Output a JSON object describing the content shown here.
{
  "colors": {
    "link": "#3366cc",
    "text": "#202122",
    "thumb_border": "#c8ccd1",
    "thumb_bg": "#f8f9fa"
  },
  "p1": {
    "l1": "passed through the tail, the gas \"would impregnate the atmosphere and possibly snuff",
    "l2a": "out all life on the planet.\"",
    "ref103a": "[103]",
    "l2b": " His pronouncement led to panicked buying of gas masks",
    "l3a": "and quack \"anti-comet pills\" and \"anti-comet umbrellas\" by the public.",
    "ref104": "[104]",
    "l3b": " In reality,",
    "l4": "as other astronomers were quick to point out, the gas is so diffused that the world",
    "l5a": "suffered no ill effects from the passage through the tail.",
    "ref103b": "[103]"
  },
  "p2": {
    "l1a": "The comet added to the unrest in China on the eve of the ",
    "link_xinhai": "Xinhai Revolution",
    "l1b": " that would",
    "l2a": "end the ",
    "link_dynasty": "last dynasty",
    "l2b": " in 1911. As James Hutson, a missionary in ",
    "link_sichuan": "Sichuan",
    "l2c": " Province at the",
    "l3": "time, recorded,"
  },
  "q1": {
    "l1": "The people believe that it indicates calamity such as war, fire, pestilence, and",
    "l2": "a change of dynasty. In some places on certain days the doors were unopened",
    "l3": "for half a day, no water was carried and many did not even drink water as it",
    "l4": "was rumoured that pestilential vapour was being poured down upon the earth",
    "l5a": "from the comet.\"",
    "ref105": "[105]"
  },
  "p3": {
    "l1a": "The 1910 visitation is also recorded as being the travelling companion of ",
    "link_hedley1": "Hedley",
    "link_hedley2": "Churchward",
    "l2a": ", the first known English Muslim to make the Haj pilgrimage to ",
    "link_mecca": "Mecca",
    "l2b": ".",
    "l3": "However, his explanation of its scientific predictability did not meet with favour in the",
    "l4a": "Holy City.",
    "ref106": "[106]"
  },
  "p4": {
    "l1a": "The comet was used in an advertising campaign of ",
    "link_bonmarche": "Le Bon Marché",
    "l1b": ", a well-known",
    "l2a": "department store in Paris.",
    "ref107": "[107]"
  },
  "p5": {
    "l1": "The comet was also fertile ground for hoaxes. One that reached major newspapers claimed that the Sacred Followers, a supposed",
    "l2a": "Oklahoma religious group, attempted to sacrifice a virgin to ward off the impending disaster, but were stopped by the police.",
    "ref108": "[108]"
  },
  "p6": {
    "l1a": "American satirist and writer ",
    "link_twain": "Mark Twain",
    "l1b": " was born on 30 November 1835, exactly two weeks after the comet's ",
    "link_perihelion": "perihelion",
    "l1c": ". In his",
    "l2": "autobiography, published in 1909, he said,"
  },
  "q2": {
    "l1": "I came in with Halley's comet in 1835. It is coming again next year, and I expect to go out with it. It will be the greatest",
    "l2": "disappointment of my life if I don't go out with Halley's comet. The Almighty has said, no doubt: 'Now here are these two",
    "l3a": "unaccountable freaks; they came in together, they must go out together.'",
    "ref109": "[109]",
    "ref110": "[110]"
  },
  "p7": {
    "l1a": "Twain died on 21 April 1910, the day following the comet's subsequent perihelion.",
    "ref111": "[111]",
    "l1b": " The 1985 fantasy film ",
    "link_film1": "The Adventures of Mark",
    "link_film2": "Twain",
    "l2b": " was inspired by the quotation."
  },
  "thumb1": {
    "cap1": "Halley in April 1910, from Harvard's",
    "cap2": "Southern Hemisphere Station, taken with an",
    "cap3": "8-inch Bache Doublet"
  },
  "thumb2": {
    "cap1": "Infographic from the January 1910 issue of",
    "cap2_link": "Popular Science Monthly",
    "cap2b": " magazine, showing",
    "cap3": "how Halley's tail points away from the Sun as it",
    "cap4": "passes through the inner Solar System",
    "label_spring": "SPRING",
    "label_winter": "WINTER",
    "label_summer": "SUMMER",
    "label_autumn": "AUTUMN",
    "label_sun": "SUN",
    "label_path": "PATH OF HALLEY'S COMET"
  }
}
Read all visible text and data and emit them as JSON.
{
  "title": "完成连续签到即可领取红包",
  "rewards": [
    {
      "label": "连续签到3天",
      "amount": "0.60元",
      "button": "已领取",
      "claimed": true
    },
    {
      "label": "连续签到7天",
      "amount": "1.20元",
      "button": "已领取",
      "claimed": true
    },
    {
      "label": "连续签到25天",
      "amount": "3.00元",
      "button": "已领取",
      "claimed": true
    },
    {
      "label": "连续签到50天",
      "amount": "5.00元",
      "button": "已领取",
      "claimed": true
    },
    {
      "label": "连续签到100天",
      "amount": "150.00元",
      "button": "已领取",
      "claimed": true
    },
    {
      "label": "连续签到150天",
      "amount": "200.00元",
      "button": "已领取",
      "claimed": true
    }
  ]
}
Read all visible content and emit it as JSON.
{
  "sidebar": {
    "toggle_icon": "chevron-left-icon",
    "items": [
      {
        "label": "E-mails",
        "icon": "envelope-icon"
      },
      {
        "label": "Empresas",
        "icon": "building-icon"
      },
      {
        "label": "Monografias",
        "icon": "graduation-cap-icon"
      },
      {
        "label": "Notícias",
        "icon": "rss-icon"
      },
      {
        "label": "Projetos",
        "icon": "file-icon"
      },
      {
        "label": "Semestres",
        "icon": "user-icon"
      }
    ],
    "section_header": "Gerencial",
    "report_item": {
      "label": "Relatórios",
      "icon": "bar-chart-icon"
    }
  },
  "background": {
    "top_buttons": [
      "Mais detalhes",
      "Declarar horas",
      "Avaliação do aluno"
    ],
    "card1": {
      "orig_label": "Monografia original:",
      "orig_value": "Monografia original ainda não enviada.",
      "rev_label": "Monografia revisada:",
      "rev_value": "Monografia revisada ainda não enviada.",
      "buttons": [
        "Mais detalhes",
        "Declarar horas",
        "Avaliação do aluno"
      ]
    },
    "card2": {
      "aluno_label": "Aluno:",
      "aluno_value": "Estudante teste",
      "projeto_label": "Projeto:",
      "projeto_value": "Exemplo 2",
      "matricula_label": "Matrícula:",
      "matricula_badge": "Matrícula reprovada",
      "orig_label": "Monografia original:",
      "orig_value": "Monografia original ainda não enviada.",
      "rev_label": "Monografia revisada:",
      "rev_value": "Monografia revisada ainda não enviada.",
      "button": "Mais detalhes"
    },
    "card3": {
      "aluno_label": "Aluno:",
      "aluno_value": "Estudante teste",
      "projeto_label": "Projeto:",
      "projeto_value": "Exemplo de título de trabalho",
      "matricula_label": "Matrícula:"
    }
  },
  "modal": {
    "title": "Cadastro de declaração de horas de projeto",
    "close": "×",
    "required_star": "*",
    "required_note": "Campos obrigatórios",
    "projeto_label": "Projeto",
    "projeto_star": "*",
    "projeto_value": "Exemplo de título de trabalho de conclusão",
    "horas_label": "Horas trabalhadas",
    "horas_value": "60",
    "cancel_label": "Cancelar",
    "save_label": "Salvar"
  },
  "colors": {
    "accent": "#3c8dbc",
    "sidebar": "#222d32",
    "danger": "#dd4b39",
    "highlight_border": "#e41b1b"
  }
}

━━━

• **Written task**: Which lines above hold the word "content"? Copy each of them.

• **Answer in full**:
Output a JSON object describing the content shown here.
Read all visible content and emit it as JSON.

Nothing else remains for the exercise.